» **Exercise instructions**
Copy each line below in which the word "приборов" occurs.

Dataset entries:

....

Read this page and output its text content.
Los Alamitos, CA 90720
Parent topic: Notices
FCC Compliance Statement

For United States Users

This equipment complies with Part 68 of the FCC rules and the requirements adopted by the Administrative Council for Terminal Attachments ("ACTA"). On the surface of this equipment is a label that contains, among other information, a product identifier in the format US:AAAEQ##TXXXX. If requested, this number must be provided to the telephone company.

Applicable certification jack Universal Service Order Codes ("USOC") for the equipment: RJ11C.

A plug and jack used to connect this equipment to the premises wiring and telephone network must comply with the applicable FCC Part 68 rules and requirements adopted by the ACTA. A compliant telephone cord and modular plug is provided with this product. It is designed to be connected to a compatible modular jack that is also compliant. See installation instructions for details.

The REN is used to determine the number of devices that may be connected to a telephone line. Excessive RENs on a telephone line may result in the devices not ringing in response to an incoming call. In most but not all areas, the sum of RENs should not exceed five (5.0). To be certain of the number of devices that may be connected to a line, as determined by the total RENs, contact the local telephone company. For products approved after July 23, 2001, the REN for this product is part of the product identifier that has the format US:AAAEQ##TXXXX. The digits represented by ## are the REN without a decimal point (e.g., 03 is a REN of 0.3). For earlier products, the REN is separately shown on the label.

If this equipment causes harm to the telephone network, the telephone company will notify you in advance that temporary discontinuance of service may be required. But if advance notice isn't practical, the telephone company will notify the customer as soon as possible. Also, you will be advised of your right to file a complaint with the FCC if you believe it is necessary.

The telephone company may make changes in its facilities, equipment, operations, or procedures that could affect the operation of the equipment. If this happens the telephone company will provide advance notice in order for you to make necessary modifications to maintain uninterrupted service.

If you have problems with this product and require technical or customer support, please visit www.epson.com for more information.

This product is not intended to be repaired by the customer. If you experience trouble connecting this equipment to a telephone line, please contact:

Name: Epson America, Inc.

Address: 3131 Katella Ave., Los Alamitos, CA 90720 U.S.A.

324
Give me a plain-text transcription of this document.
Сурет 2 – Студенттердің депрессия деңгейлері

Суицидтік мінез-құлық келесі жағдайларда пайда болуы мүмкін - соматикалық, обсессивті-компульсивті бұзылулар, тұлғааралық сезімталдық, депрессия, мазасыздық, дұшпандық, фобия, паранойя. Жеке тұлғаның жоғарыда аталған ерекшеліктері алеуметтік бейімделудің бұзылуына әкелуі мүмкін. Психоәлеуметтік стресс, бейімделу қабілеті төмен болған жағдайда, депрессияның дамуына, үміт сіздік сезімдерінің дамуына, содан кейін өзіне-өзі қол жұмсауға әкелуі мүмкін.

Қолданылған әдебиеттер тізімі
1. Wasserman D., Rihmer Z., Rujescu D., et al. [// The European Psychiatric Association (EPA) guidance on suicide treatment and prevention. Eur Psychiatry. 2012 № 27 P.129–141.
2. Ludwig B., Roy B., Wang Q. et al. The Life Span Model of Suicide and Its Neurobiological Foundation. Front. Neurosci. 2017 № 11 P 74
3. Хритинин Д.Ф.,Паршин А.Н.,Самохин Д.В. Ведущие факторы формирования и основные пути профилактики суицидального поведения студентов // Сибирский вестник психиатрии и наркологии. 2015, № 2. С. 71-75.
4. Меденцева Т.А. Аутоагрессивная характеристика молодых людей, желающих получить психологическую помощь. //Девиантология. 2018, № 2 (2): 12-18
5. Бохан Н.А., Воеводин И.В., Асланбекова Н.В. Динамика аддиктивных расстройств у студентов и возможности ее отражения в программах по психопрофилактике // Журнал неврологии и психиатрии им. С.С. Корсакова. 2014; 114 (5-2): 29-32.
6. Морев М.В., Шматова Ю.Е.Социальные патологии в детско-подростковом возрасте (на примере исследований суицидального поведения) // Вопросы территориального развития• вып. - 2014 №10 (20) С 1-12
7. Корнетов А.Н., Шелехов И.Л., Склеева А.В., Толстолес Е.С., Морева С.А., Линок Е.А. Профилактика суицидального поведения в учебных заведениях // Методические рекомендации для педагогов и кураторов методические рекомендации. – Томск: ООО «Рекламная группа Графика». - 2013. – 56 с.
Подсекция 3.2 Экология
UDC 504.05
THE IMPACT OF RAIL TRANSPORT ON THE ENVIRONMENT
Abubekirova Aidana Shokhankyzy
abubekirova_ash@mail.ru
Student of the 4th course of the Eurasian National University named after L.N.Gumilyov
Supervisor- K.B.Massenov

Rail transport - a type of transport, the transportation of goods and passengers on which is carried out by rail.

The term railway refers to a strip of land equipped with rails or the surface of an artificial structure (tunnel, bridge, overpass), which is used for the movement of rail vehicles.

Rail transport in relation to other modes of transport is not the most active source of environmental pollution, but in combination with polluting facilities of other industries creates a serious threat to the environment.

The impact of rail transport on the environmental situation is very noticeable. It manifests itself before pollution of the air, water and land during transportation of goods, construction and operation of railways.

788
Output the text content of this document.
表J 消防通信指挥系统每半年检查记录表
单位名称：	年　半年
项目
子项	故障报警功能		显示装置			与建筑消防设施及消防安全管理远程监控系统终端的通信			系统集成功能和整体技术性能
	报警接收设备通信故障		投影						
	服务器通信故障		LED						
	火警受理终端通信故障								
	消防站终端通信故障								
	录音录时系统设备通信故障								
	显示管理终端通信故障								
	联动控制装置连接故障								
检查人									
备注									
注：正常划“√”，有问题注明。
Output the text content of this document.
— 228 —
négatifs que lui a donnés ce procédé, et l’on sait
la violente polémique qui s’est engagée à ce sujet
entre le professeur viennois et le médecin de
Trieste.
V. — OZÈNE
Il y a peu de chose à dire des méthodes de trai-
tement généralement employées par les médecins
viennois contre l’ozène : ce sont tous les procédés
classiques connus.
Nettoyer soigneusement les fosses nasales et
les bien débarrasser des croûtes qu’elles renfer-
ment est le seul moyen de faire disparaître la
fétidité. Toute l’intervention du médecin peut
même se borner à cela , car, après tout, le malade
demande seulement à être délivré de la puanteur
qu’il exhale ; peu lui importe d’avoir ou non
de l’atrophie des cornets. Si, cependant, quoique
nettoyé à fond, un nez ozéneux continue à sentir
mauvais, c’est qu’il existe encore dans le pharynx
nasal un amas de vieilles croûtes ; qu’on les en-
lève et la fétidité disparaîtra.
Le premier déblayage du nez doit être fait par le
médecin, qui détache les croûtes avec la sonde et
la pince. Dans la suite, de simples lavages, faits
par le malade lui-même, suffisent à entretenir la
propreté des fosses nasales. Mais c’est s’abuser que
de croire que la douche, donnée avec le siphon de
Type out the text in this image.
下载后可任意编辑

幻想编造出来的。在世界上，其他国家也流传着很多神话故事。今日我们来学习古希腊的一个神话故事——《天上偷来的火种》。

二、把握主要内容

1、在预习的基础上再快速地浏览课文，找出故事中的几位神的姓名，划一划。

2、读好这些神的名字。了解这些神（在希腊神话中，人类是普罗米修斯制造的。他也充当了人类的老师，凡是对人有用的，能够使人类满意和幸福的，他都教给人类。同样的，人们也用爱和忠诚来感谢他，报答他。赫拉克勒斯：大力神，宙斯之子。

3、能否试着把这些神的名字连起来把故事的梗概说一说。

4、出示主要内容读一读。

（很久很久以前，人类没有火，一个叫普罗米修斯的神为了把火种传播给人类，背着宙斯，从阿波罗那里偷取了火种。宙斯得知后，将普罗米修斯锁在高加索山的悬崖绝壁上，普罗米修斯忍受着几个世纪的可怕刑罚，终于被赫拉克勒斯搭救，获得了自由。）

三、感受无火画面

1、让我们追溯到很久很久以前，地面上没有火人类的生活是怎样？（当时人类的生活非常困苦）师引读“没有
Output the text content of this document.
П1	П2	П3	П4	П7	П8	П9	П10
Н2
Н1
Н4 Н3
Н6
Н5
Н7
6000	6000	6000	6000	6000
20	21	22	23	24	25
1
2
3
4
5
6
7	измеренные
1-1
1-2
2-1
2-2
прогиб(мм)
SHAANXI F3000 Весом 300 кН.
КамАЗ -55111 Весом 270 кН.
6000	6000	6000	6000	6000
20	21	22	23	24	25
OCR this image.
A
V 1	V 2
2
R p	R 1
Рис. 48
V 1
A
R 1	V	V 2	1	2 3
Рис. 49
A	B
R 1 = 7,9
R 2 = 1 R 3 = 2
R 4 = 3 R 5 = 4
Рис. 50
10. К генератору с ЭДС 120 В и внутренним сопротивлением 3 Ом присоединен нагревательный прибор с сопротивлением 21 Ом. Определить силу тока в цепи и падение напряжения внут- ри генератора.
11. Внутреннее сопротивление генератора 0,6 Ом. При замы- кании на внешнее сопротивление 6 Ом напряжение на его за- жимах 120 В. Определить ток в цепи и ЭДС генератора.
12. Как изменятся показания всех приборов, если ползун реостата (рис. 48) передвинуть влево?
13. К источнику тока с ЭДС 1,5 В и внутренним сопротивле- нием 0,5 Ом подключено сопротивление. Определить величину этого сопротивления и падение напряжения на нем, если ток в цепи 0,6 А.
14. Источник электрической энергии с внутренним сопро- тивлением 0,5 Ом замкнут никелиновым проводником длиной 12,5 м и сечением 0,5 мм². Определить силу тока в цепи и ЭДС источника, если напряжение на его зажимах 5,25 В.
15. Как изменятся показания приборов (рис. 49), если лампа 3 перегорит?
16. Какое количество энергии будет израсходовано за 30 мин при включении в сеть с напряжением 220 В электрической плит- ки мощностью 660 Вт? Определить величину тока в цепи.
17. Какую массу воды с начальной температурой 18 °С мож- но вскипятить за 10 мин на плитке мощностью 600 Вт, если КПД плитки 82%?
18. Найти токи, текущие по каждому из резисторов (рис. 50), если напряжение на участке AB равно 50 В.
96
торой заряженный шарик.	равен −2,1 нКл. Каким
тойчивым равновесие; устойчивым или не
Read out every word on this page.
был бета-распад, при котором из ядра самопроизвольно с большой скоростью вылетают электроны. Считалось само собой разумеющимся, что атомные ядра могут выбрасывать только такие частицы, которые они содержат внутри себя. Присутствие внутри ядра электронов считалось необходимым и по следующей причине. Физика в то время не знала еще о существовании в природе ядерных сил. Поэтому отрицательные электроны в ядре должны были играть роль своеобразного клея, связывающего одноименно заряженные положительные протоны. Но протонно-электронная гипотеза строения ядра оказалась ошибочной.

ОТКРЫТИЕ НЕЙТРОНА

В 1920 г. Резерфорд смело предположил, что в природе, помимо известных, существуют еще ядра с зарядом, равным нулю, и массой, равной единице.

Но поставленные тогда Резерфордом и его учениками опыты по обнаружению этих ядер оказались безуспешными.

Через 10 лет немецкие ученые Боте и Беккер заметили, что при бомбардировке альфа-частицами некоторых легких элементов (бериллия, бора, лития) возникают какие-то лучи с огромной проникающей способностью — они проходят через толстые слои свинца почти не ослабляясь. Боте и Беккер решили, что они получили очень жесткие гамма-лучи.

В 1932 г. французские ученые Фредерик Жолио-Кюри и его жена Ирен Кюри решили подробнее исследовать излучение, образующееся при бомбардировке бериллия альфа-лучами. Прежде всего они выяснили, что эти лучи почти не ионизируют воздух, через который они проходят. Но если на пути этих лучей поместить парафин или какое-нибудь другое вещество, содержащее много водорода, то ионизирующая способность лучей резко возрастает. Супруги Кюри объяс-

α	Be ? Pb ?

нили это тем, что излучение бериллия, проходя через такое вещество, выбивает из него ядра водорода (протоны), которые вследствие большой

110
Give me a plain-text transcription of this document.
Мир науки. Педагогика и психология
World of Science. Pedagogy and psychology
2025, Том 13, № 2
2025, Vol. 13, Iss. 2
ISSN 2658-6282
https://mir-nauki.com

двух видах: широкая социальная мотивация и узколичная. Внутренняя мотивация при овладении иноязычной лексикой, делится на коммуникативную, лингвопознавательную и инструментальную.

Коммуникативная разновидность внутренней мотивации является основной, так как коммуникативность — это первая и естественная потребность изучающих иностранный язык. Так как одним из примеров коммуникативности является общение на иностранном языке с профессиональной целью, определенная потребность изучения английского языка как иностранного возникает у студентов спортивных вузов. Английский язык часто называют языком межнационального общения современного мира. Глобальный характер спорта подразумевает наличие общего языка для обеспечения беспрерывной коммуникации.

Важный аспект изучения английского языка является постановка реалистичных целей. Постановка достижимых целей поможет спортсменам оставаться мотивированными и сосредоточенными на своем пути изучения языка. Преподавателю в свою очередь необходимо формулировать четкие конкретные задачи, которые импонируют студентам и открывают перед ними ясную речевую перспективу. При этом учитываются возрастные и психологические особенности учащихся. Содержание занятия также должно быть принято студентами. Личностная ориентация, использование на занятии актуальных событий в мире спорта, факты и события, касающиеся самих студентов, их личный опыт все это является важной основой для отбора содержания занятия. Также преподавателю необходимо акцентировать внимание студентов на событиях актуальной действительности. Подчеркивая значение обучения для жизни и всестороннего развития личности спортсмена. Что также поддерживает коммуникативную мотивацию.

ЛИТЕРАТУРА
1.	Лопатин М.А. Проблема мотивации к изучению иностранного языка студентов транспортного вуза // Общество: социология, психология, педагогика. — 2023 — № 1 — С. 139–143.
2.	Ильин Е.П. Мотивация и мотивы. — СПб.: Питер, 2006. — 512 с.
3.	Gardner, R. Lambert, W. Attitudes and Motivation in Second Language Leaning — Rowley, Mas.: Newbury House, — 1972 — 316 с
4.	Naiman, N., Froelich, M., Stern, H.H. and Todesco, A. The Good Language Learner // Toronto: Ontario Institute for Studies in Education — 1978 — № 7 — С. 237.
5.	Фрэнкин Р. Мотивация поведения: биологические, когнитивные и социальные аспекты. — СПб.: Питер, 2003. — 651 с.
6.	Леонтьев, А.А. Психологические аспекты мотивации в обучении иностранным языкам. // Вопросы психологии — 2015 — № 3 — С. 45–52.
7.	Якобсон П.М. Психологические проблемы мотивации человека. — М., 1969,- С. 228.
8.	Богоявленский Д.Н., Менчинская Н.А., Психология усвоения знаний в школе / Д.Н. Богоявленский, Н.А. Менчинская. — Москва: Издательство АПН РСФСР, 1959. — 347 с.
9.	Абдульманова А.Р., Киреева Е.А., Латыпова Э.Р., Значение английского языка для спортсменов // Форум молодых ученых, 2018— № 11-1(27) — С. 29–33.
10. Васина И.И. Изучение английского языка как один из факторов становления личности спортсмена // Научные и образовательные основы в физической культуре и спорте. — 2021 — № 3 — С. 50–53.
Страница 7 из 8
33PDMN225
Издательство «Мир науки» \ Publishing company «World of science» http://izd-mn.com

....

» **Solution for this problem**
12. Как изменятся показания всех приборов, если ползун реостата (рис. 48) передвинуть влево?
15. Как изменятся показания приборов (рис. 49), если лампа 3 перегорит?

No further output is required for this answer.